WORK ITEM —
Which lines below contain the word "true"? Copy each one.

ENTRIES SHOWN —
········
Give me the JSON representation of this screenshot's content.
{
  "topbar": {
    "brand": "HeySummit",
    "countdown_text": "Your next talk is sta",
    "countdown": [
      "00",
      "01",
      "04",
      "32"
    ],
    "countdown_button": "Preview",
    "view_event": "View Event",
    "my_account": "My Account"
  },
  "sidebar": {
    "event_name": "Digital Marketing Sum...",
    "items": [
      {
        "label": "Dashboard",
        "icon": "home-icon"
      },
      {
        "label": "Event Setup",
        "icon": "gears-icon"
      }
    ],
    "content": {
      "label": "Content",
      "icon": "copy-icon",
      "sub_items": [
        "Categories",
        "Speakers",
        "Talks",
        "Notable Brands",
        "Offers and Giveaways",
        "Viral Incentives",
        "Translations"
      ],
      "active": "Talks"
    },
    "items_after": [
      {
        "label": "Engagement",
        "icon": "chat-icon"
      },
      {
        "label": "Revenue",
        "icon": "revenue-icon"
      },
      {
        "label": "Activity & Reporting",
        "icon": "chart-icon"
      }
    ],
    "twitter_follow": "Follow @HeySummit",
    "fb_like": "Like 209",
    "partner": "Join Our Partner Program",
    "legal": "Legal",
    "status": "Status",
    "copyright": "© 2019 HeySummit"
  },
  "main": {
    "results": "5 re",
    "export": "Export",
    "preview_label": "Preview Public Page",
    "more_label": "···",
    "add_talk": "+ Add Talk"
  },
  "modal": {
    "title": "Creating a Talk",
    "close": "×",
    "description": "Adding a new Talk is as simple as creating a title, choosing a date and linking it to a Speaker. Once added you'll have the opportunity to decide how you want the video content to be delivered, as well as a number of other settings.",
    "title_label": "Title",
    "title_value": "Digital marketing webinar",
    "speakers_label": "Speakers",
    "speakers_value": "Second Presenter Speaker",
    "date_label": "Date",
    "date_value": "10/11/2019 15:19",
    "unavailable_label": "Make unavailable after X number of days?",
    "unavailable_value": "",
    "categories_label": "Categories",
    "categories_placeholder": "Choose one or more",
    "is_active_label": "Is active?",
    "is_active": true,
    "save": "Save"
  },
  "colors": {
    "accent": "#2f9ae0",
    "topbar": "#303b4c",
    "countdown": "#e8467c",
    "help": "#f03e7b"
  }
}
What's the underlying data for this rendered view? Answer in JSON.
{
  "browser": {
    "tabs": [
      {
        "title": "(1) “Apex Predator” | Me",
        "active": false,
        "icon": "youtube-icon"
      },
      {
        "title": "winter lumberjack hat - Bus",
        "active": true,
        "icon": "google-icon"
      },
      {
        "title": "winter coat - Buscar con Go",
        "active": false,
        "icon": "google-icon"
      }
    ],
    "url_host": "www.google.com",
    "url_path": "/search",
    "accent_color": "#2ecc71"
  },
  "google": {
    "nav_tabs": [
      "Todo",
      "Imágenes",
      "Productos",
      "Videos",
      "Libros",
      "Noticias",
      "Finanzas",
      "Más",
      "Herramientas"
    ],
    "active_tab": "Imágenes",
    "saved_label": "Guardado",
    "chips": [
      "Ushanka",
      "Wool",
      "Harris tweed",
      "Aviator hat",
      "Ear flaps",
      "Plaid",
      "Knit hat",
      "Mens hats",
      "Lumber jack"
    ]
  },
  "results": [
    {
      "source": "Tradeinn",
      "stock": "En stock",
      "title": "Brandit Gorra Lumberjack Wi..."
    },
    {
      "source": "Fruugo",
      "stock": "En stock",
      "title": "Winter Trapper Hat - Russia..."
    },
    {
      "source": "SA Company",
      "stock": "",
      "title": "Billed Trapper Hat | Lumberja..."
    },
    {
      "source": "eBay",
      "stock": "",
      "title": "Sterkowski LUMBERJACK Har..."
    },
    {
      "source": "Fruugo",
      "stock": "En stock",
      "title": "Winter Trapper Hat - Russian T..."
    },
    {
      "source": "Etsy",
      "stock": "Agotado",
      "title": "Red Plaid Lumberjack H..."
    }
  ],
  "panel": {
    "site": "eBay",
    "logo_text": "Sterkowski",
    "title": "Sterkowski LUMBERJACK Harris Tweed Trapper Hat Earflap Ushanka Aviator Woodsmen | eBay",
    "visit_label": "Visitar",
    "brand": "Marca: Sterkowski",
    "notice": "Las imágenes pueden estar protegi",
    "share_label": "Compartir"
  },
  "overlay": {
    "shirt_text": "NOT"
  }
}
········
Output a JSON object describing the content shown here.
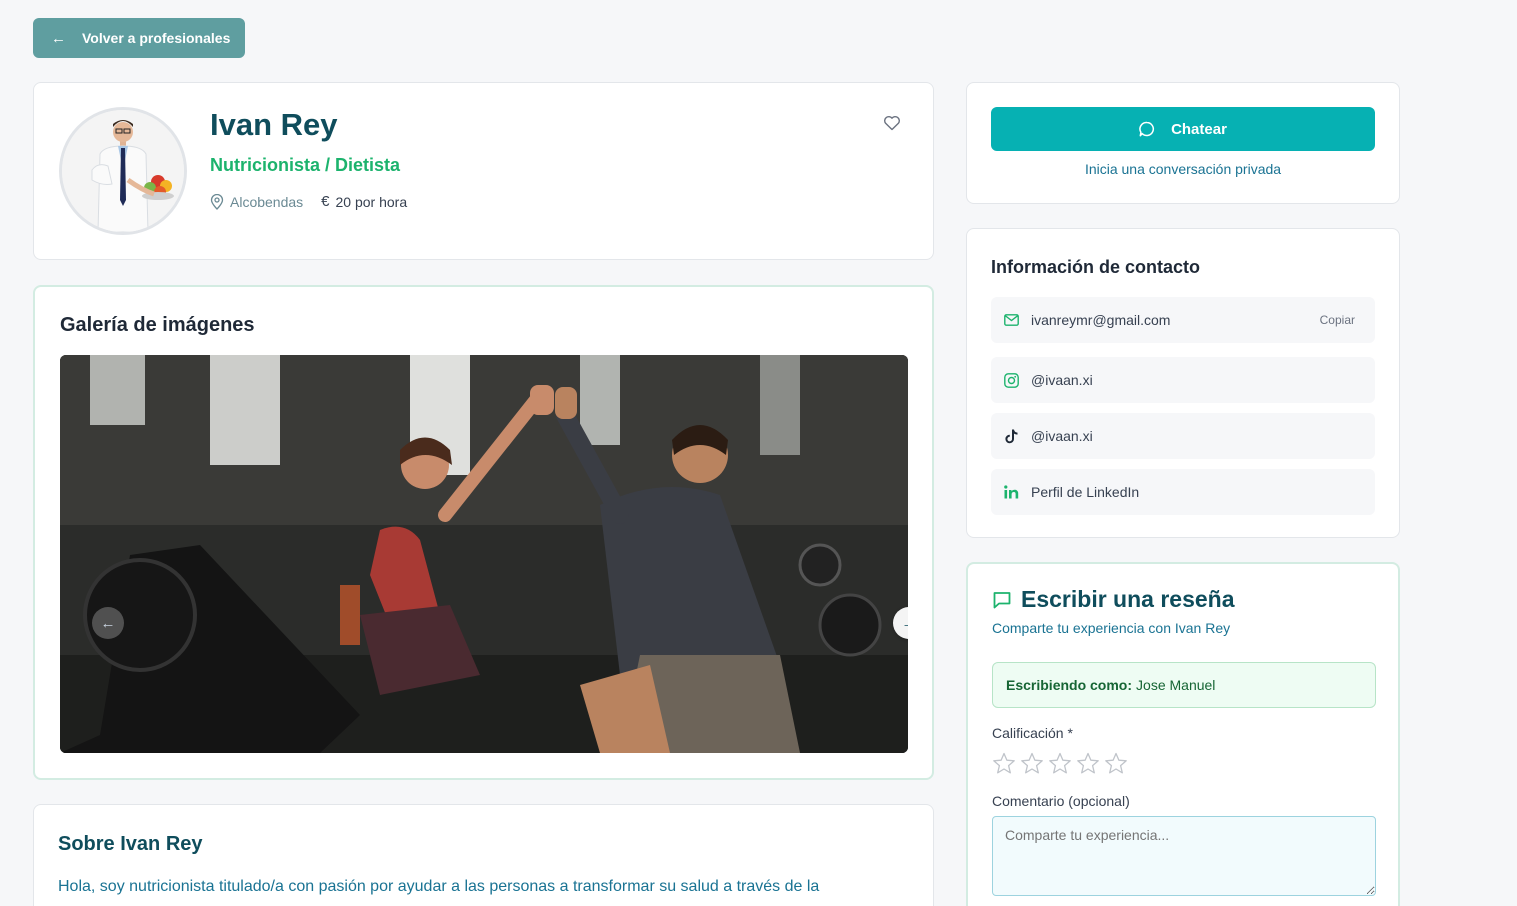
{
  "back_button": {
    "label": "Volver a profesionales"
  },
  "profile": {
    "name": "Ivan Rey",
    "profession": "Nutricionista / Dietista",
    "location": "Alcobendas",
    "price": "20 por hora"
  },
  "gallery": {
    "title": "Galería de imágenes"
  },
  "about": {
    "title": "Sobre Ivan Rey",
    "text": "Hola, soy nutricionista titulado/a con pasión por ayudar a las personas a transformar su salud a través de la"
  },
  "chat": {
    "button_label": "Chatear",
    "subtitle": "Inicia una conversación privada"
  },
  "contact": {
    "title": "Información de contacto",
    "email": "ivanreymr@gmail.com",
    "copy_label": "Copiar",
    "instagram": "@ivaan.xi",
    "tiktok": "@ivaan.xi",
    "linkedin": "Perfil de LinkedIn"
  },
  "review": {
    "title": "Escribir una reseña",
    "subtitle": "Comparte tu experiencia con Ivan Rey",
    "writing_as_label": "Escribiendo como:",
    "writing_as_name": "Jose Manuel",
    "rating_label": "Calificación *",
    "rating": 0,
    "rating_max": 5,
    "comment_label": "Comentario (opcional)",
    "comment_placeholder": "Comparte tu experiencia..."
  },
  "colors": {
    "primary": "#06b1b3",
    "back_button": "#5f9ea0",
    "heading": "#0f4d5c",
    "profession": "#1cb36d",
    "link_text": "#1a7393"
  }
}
········
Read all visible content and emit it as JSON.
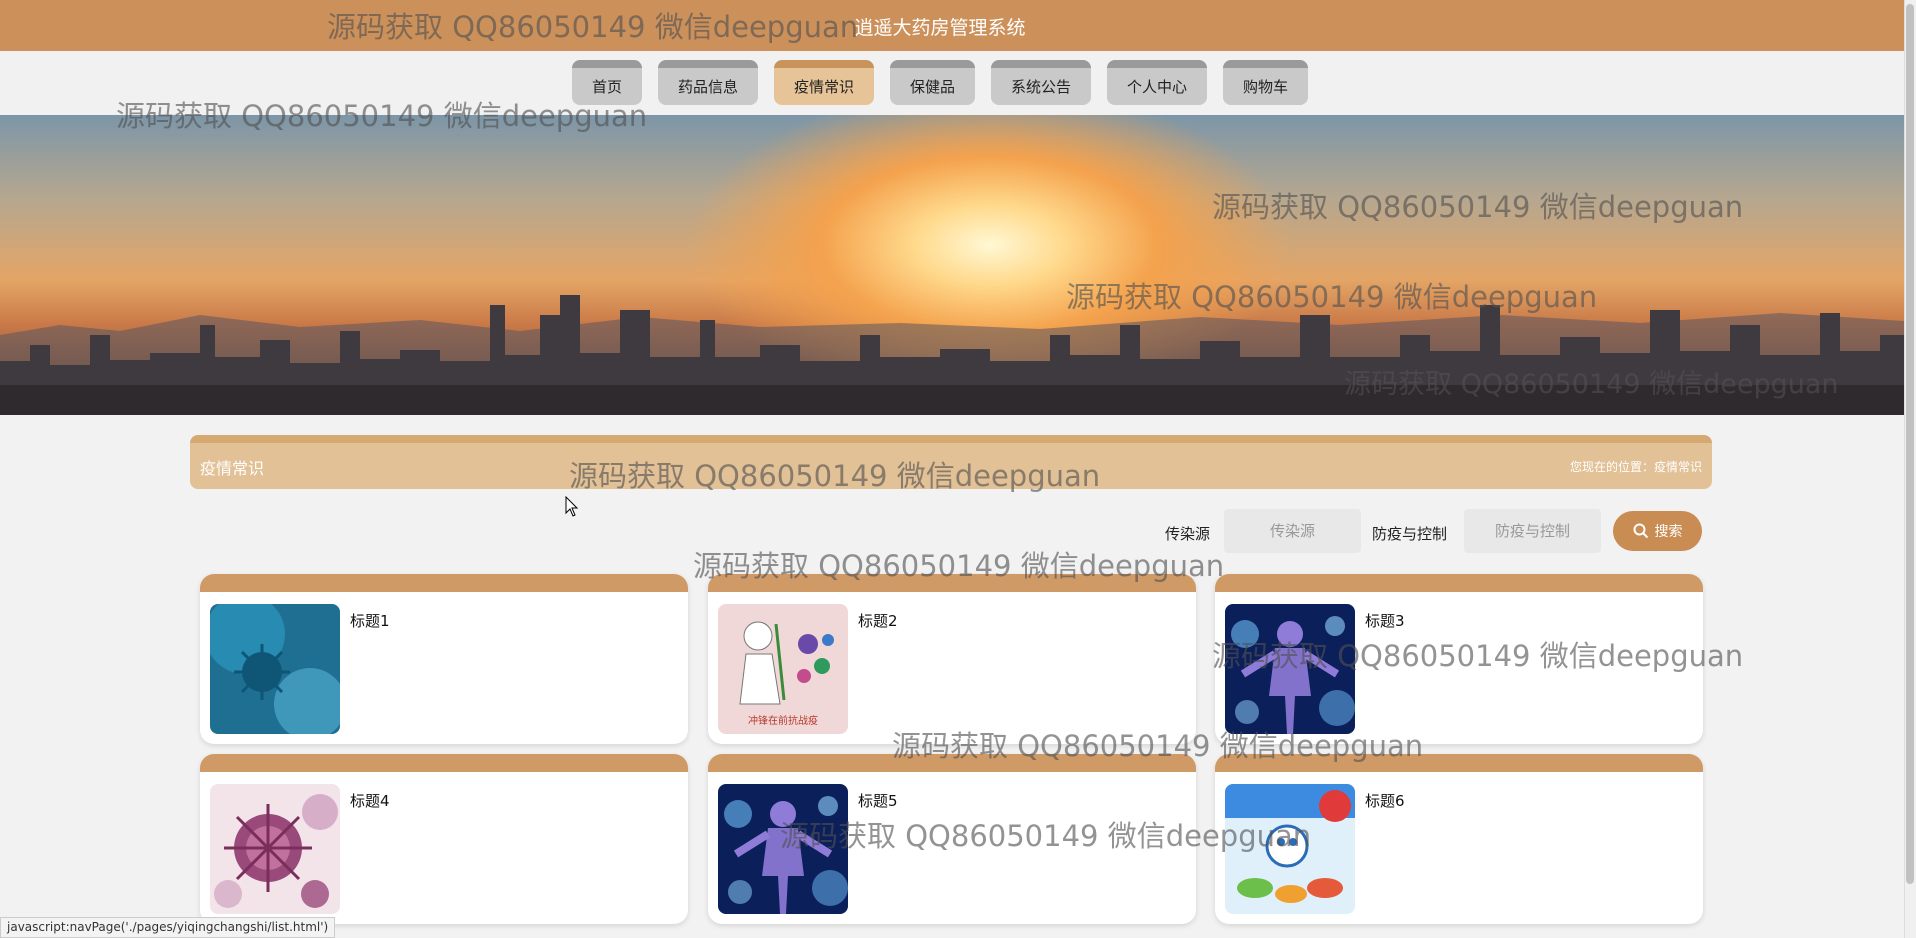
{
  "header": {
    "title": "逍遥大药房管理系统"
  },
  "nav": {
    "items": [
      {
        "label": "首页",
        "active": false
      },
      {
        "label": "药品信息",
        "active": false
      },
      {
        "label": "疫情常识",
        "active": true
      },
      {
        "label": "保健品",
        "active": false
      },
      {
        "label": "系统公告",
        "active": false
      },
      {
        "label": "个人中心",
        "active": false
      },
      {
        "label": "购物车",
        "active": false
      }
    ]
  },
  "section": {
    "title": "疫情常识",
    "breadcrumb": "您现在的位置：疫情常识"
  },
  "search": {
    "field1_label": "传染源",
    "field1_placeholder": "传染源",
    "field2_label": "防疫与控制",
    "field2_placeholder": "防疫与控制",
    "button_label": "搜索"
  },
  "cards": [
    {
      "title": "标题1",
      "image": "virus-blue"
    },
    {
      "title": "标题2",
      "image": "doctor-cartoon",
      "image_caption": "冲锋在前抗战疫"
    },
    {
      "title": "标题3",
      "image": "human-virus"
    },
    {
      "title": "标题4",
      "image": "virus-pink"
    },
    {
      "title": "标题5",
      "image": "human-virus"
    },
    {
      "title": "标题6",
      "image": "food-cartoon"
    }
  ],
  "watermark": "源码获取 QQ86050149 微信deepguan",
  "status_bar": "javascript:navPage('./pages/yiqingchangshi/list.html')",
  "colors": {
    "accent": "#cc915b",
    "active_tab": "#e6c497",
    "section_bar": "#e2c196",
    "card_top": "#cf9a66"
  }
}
········
ANSWER SPACE —
    "is_active": true,
        "active": true,
        "active": true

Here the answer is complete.